Le ridicule a, une fois encore, été atteint avec le ministère public répétant sans conviction des accusations pourtant démontées par les avocats des accusés, notamment ceux du Colonel Edouard Etonde Ekoto et Alphonse Siyam Siwé, ancien DG du PAD. Ce procès est une farce !
C'est aussi ce que remarque Stéphane E, internaute sur le site du journal lejourquotidien: "Dans un pays normal ou la Justice n'est pas aux ordres, ce proces n'aurait jamais ete ouvert, tant il repose sur des supputations et diffamations ciblees, et l'information judiciare n'a ete menee que dans le butu d'arriver a condamner certaines personnes." Avant de conclure : " On a bien vu que l'accusation n'a pas pu apporter un debut de preuves a toutes les bombes qu'ils avaient promises dans les journaux dans la campagne de diffamation ayant precede l'arrestation de MM Siyam et des autres. C'est triste, mais l'avenir nous éclairera."
Il n'y a plus qu'à espérer que la nature s'invite dans ce duel entre le prince d'Etoudi et ceux qu'il a jeté lâchement en prison, au prétexte de lutte contre la corruption. Qu'on ne s'y trompe pas, le véritable bénéficiaire de ce qui se passe au Cameroun est Paul Biya. C'est bien lui le véritable maître de l’opération Epervier. Certaines anecdotes font d’ailleurs état de ce qu’il aurait été approché par certaines personnalités qui souhaitaient plaider la cause des leurs, inquiétés par les auditions. Or, le Colonel Edouard Etonde Ekoto est resté droit dans ses bottes, persuadé que sa probité morale et ses réalisations à la CUD lui éviteraient des ennuis. C'était sans compter sur le cynisme du Chef de l'Etat camerounais qui a imaginé une opération "mains propres" destinée, selon lui, aux "criminels à col blanc qui se sont enrichis aux dépens de la fortune publique devront rendre gorge". ( Congrès du RDPC, juillet 2006). Quelle plaisanterie !

=-=-=

## Liste des activités
1. Relevez toutes les personnes désignées par leur nom dans le texte proposé, en citant chacune une seule fois.
2. Résumez le texte proposé en deux phrases.
Le matériel qui suit n'a aucun rapport avec le texte proposé.

## Section des données
=-=-=

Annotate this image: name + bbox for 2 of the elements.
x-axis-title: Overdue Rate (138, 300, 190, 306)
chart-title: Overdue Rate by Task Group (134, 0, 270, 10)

=-=-=

## Corrigé des exercices
1. Edouard Etonde Ekoto, Alphonse Siyam Siwé, Stéphane E, Paul Biya

2. Le procès est qualifié de farce, car le ministère public y répète des accusations démontées par les avocats du Colonel Edouard Etonde Ekoto et d'Alphonse Siyam Siwé, et un internaute estime que l'accusation n'a pas apporté un début de preuve. Paul Biya est présenté comme le véritable maître et bénéficiaire de l'opération Epervier, qui a jeté des personnes en prison au prétexte de la lutte contre la corruption.